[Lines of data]
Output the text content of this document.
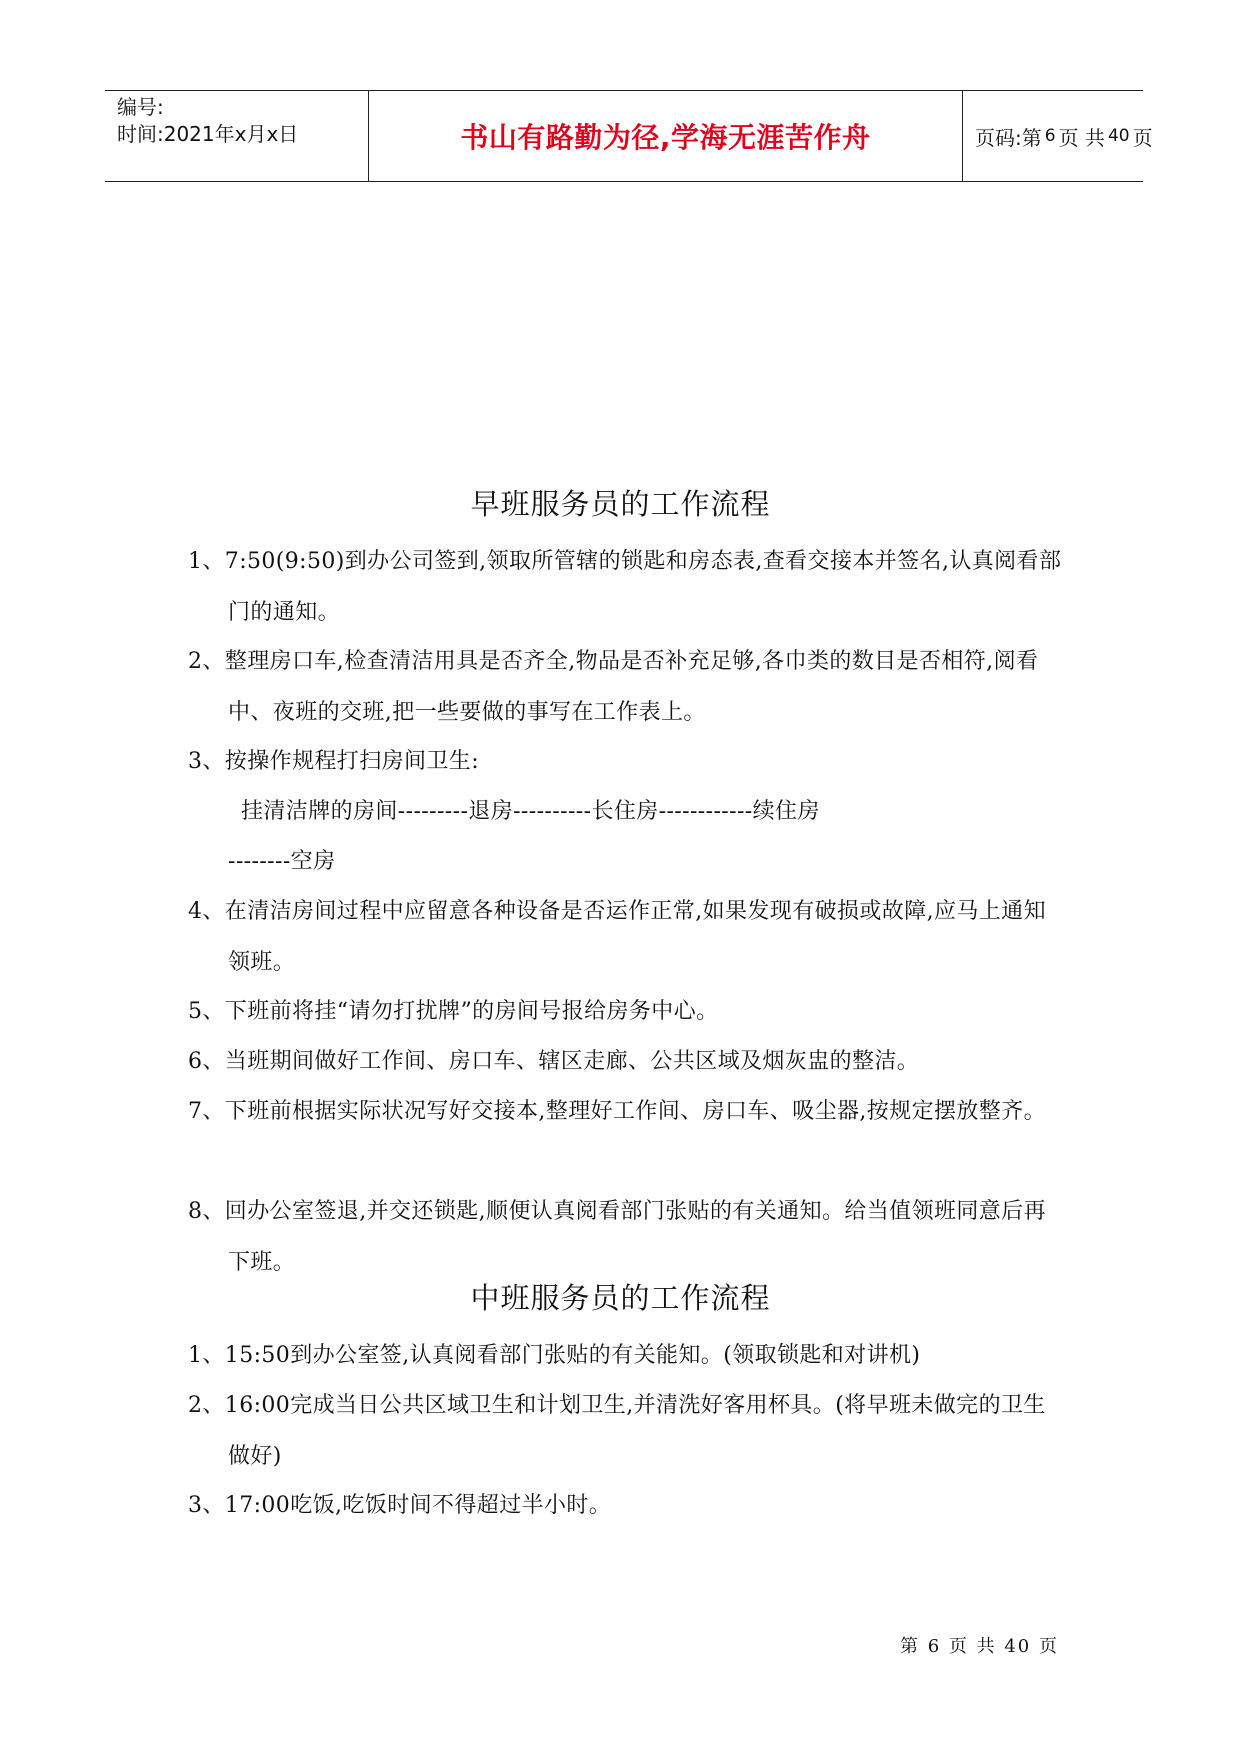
编号:
时间:2021年x月x日	书山有路勤为径,学海无涯苦作舟	页码:第 6 页 共 40 页
早班服务员的工作流程
1、7:50(9:50)到办公司签到,领取所管辖的锁匙和房态表,查看交接本并签名,认真阅看部门的通知。
2、整理房口车,检查清洁用具是否齐全,物品是否补充足够,各巾类的数目是否相符,阅看中、夜班的交班,把一些要做的事写在工作表上。
3、按操作规程打扫房间卫生:
挂清洁牌的房间---------退房----------长住房------------续住房
--------空房
4、在清洁房间过程中应留意各种设备是否运作正常,如果发现有破损或故障,应马上通知领班。
5、下班前将挂“请勿打扰牌”的房间号报给房务中心。
6、当班期间做好工作间、房口车、辖区走廊、公共区域及烟灰盅的整洁。
7、下班前根据实际状况写好交接本,整理好工作间、房口车、吸尘器,按规定摆放整齐。
8、回办公室签退,并交还锁匙,顺便认真阅看部门张贴的有关通知。给当值领班同意后再下班。
中班服务员的工作流程
1、15:50到办公室签,认真阅看部门张贴的有关能知。(领取锁匙和对讲机)
2、16:00完成当日公共区域卫生和计划卫生,并清洗好客用杯具。(将早班未做完的卫生做好)
3、17:00吃饭,吃饭时间不得超过半小时。
第 6 页 共 40 页
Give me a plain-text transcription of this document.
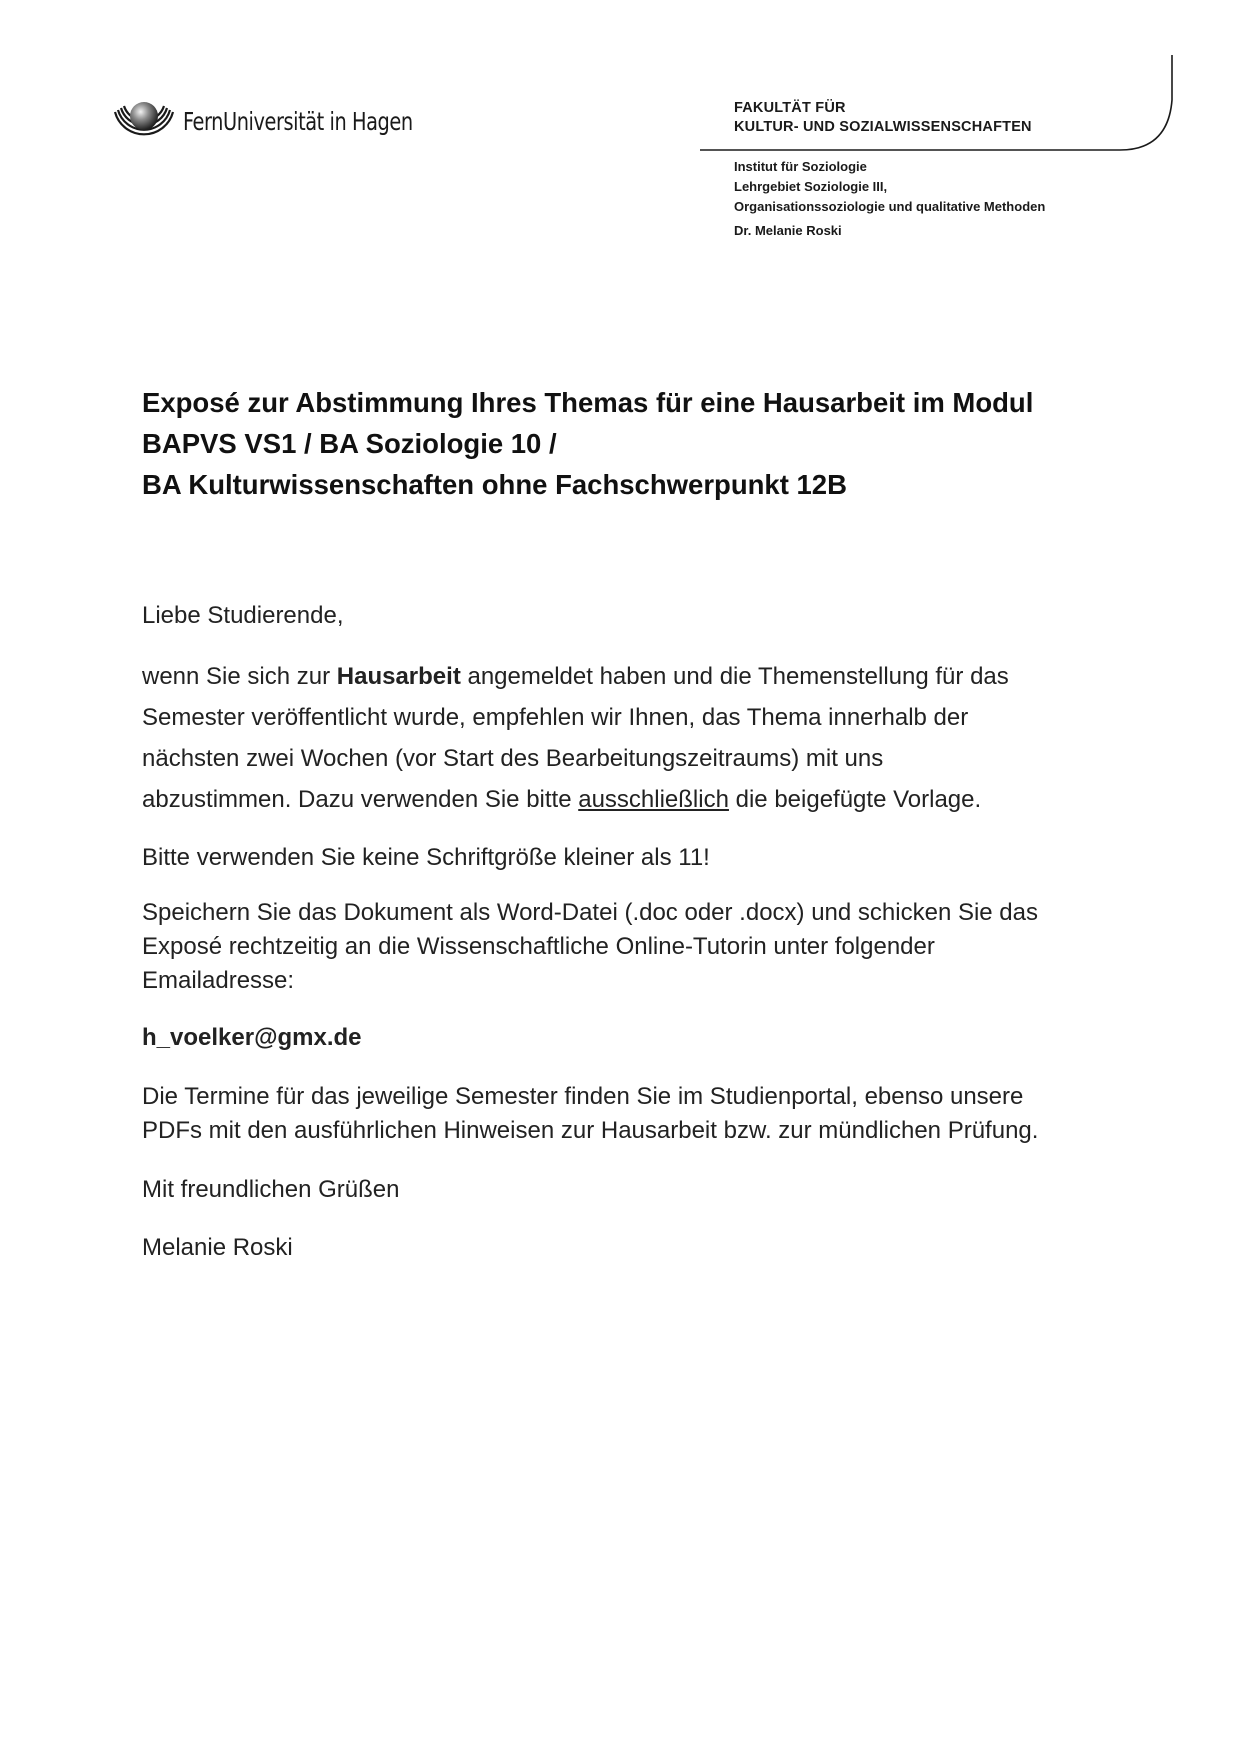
FernUniversität in Hagen	FAKULTÄT FÜR
KULTUR- UND SOZIALWISSENSCHAFTEN
Institut für Soziologie
Lehrgebiet Soziologie III,
Organisationssoziologie und qualitative Methoden
Dr. Melanie Roski
Exposé zur Abstimmung Ihres Themas für eine Hausarbeit im Modul
BAPVS VS1 / BA Soziologie 10 /
BA Kulturwissenschaften ohne Fachschwerpunkt 12B
Liebe Studierende,
wenn Sie sich zur Hausarbeit angemeldet haben und die Themenstellung für das
Semester veröffentlicht wurde, empfehlen wir Ihnen, das Thema innerhalb der
nächsten zwei Wochen (vor Start des Bearbeitungszeitraums) mit uns
abzustimmen. Dazu verwenden Sie bitte ausschließlich die beigefügte Vorlage.
Bitte verwenden Sie keine Schriftgröße kleiner als 11!
Speichern Sie das Dokument als Word-Datei (.doc oder .docx) und schicken Sie das
Exposé rechtzeitig an die Wissenschaftliche Online-Tutorin unter folgender
Emailadresse:
h_voelker@gmx.de
Die Termine für das jeweilige Semester finden Sie im Studienportal, ebenso unsere
PDFs mit den ausführlichen Hinweisen zur Hausarbeit bzw. zur mündlichen Prüfung.
Mit freundlichen Grüßen
Melanie Roski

[Exercise]
Extract only the lines from the line containing "Give me a plain-text" through the final line of the listing above, unchanged; pictures stay out of the copy.

[Task solution]
Give me a plain-text transcription of this document.
FernUniversität in Hagen	FAKULTÄT FÜR
KULTUR- UND SOZIALWISSENSCHAFTEN
Institut für Soziologie
Lehrgebiet Soziologie III,
Organisationssoziologie und qualitative Methoden
Dr. Melanie Roski
Exposé zur Abstimmung Ihres Themas für eine Hausarbeit im Modul
BAPVS VS1 / BA Soziologie 10 /
BA Kulturwissenschaften ohne Fachschwerpunkt 12B
Liebe Studierende,
wenn Sie sich zur Hausarbeit angemeldet haben und die Themenstellung für das
Semester veröffentlicht wurde, empfehlen wir Ihnen, das Thema innerhalb der
nächsten zwei Wochen (vor Start des Bearbeitungszeitraums) mit uns
abzustimmen. Dazu verwenden Sie bitte ausschließlich die beigefügte Vorlage.
Bitte verwenden Sie keine Schriftgröße kleiner als 11!
Speichern Sie das Dokument als Word-Datei (.doc oder .docx) und schicken Sie das
Exposé rechtzeitig an die Wissenschaftliche Online-Tutorin unter folgender
Emailadresse:
h_voelker@gmx.de
Die Termine für das jeweilige Semester finden Sie im Studienportal, ebenso unsere
PDFs mit den ausführlichen Hinweisen zur Hausarbeit bzw. zur mündlichen Prüfung.
Mit freundlichen Grüßen
Melanie Roski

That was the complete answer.